■ **任务简介 1**:
帖子里的代码用 val 定义了哪些变量？把变量名全部列出来。
■ **任务简介 2**:
抄写帖子中从“import sqlContext.implicits._”到“FFColumnDelimiter: string (nullable = true)”之间的内容，首尾两处也要抄上。

■ **正文部分**:
---+---

问题
I have a data frame which comes as like below
+---------------------------------------------------------------------+
|value |
+---------------------------------------------------------------------+
|[WrappedArray(LineItem_organizationId, LineItem_lineItemId)] |
|[WrappedArray(OrganizationId, LineItemId, SegmentSequence_segmentId)]|
+---------------------------------------------------------------------+
From the above two rows I want to create a string which is in this format
"LineItem_organizationId", "LineItem_lineItemId"
"OrganizationId", "LineItemId", "SegmentSequence_segmentId"
I want to create this as dynamic so in first column third value is present my string will have one more , separated columns value .
How can I do this in Scala .
this is what I am doing in order to create data frame
val xmlFiles = "C://Users//u6034690//Desktop//SPARK//trfsmallfffile//XML"
val discriptorFileLOcation = "C://Users//u6034690//Desktop//SPARK//trfsmallfffile//FinancialLineItem//REFXML"
import sqlContext.implicits._
val dfDiscriptor = sqlContext.read.format("com.databricks.spark.xml").option("rowTag", "FlatFileDescriptor").load(discriptorFileLOcation)
dfDiscriptor.printSchema()
val firstColumn = dfDiscriptor.select($"FFFileType.FFRecord.FFField").as("FFField")
val FirstColumnOfHeaderFile = firstColumn.select(explode($"FFField")).as("ColumnsDetails").select(explode($"col")).first.get(0).toString().split(",")(5)
println(FirstColumnOfHeaderFile)
//dfDiscriptor.printSchema()
val primaryKeyColumnsFinancialLineItem = dfDiscriptor.select(explode($"FFFileType.FFRecord.FFPrimKey.FFPrimKeyCol"))
primaryKeyColumnsFinancialLineItem.show(false)
Adding the full schema
root
|-- FFColumnDelimiter: string (nullable = true)
|-- FFContentItem: struct (nullable = true)
| |-- _VALUE: string (nullable = true)
| |-- _ffMajVers: long (nullable = true)
| |-- _ffMinVers: double (nullable = true)
|-- FFFileEncoding: string (nullable = true)
|-- FFFileType: array (nullable = true)
| |-- element: struct (containsNull = true)
| | |-- FFPhysicalFile: array (nullable = true)

---+---

■ **记录**:
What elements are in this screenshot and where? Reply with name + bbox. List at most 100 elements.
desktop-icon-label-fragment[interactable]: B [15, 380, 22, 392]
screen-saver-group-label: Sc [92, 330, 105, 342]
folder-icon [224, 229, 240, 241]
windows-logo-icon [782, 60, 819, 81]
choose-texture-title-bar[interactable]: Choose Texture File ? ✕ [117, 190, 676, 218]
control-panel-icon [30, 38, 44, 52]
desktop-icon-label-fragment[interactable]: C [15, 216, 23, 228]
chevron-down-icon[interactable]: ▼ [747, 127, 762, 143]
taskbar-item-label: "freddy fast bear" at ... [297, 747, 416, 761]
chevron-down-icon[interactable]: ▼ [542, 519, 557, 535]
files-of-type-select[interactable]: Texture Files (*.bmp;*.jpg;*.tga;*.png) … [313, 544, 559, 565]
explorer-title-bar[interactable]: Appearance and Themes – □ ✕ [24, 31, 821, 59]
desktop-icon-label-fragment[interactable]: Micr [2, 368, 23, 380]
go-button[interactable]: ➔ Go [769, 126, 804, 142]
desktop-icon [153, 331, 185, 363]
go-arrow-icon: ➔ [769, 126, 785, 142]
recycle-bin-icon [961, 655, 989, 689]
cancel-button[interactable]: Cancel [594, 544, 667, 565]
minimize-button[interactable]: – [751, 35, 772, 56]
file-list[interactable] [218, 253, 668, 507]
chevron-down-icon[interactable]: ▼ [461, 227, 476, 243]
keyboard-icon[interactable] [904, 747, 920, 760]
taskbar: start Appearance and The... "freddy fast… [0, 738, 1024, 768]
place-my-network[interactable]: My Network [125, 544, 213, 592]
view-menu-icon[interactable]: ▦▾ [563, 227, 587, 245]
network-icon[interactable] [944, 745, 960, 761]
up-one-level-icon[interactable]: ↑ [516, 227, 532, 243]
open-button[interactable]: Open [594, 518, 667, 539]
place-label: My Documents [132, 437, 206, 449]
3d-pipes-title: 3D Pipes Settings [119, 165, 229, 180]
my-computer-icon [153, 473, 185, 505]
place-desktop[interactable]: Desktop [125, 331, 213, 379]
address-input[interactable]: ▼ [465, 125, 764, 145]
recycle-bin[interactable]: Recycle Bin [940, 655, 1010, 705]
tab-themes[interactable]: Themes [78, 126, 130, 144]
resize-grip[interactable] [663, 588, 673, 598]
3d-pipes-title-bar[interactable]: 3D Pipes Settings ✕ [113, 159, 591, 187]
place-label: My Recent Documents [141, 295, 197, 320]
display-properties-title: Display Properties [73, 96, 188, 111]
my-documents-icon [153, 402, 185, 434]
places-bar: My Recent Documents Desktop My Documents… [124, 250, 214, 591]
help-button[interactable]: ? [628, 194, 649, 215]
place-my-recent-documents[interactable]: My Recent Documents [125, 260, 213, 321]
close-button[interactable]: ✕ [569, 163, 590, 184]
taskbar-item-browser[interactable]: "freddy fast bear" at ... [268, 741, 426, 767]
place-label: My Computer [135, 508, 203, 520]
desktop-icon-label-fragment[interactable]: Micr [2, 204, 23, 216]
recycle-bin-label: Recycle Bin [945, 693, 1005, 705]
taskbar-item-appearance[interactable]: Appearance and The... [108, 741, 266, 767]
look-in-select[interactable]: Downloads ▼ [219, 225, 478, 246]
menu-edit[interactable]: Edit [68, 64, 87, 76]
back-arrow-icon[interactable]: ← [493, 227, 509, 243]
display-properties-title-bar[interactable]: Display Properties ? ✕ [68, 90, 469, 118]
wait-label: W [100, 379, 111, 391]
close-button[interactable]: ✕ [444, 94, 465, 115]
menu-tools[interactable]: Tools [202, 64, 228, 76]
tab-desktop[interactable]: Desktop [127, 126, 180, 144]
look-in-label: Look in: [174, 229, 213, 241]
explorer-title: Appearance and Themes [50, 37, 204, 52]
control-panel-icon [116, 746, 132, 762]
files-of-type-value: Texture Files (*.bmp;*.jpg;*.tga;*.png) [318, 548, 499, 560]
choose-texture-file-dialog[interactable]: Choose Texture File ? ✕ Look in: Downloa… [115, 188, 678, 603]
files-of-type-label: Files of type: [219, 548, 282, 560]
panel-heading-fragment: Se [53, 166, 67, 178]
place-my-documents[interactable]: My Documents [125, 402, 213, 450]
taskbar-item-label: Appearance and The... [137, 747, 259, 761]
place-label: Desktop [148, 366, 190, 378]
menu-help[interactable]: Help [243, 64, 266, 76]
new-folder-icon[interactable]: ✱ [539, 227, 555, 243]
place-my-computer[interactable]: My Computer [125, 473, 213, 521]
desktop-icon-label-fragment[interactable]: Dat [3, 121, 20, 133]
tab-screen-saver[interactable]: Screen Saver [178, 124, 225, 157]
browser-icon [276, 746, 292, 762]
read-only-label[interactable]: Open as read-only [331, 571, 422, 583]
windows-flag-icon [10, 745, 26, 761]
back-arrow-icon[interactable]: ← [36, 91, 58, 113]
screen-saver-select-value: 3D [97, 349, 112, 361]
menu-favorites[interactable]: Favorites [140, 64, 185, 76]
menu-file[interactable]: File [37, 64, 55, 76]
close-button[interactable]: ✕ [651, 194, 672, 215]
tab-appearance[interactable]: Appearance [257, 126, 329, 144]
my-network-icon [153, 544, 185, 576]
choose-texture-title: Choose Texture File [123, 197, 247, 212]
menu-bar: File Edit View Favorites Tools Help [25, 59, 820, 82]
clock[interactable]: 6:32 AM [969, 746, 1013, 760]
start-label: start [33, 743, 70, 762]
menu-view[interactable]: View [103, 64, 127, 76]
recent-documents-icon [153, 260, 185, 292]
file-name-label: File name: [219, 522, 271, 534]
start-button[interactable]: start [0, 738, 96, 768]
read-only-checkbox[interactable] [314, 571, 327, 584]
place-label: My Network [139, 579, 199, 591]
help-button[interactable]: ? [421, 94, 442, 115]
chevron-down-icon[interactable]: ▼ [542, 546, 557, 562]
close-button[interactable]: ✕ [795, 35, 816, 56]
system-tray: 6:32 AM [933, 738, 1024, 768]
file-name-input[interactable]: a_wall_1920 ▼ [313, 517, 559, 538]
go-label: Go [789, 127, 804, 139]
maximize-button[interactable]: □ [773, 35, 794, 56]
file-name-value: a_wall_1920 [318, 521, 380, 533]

---+---

■ **任务解答 1**:
xmlFiles
discriptorFileLOcation
dfDiscriptor
firstColumn
FirstColumnOfHeaderFile
primaryKeyColumnsFinancialLineItem

■ **任务解答 2**:
import sqlContext.implicits._
val dfDiscriptor = sqlContext.read.format("com.databricks.spark.xml").option("rowTag", "FlatFileDescriptor").load(discriptorFileLOcation)
dfDiscriptor.printSchema()
val firstColumn = dfDiscriptor.select($"FFFileType.FFRecord.FFField").as("FFField")
val FirstColumnOfHeaderFile = firstColumn.select(explode($"FFField")).as("ColumnsDetails").select(explode($"col")).first.get(0).toString().split(",")(5)
println(FirstColumnOfHeaderFile)
//dfDiscriptor.printSchema()
val primaryKeyColumnsFinancialLineItem = dfDiscriptor.select(explode($"FFFileType.FFRecord.FFPrimKey.FFPrimKeyCol"))
primaryKeyColumnsFinancialLineItem.show(false)
Adding the full schema
root
|-- FFColumnDelimiter: string (nullable = true)